> **Figure content listings**
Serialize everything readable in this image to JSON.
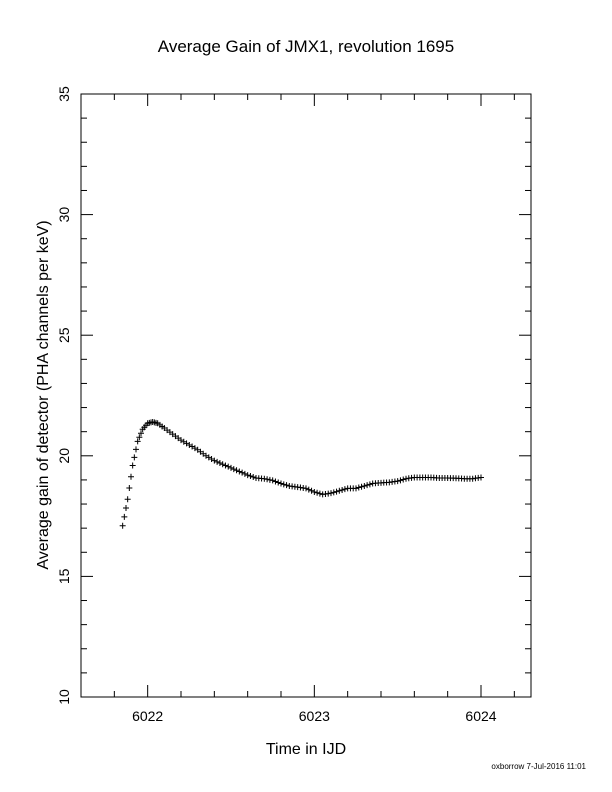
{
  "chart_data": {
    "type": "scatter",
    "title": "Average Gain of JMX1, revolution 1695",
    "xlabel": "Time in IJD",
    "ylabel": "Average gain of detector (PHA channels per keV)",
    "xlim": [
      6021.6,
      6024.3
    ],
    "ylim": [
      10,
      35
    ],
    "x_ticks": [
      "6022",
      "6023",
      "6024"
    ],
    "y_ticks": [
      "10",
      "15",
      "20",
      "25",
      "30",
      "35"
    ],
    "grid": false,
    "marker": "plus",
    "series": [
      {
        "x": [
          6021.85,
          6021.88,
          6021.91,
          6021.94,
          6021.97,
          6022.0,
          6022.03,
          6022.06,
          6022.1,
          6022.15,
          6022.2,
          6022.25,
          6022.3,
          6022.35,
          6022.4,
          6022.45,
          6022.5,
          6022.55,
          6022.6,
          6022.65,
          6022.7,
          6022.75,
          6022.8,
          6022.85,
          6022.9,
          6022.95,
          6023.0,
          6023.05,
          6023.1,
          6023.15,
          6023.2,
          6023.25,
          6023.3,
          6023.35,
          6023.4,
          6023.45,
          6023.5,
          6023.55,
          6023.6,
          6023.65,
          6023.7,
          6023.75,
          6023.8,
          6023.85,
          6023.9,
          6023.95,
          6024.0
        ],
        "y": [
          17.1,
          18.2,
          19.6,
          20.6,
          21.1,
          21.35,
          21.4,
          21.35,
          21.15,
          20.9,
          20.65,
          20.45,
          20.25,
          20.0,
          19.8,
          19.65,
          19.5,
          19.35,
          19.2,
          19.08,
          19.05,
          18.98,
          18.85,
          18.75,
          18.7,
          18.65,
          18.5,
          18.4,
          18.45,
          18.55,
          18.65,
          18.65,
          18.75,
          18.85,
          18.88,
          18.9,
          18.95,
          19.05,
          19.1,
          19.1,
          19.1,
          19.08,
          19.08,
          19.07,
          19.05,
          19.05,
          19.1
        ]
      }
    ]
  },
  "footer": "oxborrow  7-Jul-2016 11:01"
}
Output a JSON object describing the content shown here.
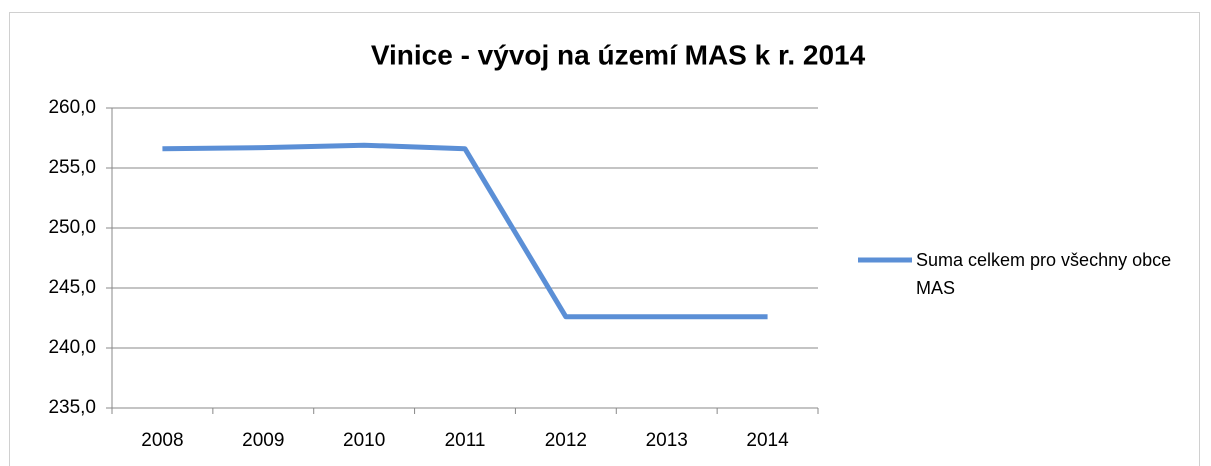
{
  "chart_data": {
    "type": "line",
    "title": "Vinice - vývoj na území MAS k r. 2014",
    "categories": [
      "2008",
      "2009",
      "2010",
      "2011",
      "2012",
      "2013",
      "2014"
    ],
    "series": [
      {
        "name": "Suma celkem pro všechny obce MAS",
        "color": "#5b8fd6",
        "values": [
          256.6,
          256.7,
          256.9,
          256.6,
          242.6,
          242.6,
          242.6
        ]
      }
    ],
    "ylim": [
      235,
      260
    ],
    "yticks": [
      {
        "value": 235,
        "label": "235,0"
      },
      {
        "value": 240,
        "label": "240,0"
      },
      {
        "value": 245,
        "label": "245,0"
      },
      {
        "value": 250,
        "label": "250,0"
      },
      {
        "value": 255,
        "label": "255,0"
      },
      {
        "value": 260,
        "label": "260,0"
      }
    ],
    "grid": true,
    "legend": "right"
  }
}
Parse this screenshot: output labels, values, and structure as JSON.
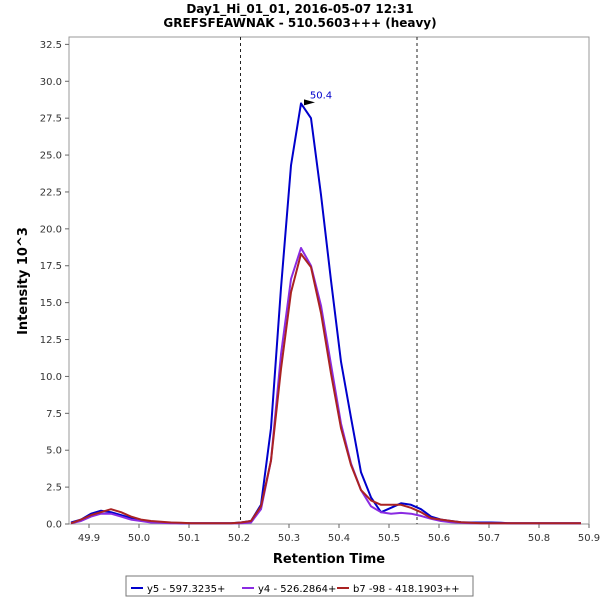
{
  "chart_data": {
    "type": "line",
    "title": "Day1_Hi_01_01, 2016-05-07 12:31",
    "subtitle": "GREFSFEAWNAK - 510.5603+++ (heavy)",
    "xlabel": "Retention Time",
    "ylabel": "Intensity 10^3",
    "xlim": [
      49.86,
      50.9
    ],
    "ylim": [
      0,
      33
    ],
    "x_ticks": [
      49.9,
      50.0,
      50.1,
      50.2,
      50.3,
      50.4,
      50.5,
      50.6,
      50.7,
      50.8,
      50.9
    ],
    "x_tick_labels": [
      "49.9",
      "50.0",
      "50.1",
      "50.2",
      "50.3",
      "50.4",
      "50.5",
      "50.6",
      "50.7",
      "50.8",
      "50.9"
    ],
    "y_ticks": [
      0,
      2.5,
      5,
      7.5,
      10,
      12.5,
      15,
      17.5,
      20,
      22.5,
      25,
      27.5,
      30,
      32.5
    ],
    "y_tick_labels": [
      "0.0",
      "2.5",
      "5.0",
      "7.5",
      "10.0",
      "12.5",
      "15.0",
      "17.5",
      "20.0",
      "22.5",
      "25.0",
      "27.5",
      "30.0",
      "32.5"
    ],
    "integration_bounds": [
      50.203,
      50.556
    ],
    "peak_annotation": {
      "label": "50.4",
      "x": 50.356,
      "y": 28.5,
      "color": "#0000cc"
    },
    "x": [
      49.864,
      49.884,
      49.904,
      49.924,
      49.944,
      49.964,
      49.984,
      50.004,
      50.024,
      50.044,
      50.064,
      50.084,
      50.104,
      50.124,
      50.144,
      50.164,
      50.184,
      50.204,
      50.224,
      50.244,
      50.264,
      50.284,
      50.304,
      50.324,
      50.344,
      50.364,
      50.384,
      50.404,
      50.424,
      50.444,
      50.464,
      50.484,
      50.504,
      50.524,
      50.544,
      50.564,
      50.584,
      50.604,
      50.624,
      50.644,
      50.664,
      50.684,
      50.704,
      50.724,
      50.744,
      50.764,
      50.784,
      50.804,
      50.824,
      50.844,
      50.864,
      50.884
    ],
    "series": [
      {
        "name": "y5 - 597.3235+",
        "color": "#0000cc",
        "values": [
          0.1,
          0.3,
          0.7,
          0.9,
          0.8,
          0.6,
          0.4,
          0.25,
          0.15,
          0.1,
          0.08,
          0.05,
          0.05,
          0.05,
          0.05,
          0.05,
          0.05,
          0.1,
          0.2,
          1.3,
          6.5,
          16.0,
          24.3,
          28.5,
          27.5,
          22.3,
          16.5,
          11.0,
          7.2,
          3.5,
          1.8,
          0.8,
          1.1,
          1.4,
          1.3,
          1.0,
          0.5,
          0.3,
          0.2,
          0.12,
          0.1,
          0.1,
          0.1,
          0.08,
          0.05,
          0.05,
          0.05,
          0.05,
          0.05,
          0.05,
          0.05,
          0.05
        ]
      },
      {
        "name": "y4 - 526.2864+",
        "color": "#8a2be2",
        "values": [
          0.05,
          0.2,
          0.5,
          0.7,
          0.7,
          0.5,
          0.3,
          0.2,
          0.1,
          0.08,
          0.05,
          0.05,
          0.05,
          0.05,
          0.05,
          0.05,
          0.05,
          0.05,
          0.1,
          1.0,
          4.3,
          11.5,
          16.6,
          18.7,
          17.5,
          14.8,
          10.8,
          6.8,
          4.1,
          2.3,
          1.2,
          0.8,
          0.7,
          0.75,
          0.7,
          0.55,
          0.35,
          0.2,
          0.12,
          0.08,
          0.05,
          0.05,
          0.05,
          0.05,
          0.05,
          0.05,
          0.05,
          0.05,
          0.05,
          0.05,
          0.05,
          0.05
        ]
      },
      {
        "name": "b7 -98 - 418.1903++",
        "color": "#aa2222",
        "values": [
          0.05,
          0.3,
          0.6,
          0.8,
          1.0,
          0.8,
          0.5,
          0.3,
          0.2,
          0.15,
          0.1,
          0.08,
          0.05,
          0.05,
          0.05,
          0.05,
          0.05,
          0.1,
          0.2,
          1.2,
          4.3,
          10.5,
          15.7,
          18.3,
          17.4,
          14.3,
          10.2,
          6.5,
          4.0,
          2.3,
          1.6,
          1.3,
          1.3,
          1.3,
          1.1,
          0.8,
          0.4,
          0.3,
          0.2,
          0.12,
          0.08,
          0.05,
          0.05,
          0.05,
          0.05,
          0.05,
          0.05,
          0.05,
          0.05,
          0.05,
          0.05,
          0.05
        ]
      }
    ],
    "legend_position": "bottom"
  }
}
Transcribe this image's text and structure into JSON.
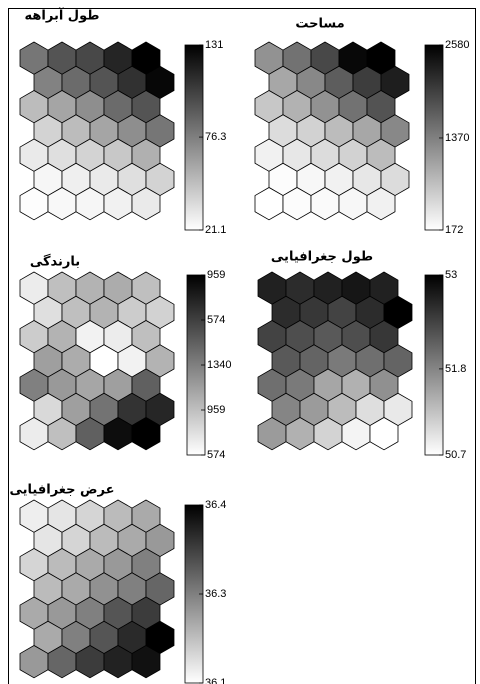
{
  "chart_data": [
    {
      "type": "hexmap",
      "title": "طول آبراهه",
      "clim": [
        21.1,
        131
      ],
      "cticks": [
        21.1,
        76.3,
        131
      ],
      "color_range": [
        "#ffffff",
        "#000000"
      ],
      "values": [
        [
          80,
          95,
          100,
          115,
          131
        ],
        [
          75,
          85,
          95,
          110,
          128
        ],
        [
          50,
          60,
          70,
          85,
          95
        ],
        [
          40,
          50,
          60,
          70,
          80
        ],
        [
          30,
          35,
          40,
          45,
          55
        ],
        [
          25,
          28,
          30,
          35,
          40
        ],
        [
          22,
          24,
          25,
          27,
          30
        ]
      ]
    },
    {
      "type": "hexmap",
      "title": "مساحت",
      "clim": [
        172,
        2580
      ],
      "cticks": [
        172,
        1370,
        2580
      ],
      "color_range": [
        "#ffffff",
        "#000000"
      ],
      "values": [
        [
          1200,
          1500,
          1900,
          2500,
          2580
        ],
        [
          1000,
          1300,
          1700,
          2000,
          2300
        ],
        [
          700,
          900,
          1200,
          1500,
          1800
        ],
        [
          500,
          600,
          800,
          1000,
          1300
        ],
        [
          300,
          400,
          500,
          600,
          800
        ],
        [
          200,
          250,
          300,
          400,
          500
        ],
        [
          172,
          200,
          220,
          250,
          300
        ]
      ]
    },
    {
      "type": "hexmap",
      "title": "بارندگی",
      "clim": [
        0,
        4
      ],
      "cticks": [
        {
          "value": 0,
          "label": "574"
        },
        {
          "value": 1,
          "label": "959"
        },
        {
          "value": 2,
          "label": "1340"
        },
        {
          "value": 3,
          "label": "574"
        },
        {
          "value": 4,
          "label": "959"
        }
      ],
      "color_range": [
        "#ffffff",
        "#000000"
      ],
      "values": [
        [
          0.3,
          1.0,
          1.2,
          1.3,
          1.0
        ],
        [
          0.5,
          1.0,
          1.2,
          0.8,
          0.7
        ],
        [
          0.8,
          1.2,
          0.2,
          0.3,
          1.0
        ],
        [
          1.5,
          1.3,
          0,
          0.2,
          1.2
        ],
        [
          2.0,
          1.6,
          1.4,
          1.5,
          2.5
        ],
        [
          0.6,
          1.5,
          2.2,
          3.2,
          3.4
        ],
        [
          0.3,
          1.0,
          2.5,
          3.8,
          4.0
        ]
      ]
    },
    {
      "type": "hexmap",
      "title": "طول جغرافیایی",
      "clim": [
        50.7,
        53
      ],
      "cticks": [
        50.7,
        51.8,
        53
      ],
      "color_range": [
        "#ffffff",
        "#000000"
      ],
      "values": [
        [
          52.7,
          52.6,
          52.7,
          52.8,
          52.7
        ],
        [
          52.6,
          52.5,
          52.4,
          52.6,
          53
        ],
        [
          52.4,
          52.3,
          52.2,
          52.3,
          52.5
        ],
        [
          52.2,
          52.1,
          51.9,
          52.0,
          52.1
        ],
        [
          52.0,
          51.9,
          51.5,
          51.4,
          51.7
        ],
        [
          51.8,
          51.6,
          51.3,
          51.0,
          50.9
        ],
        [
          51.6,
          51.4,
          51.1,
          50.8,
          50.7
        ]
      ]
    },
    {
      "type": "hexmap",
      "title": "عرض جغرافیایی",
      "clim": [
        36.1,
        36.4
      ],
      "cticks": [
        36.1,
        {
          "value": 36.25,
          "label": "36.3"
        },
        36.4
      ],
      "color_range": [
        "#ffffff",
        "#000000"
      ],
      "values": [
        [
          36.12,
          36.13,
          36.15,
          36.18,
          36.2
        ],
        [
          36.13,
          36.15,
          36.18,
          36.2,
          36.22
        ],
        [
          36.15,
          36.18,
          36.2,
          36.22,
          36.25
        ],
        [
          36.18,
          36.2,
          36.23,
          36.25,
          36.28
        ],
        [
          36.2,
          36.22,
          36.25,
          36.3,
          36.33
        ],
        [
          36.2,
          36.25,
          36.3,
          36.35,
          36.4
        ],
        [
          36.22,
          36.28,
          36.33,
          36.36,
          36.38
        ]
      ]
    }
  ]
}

> **Task directions**
Set out every line from the material that contains the string "ylabel".

> **The output**
    "ylabel": "Average gain of detector (PHA channels per keV)",
    "ylabel": "Intensity 10^3",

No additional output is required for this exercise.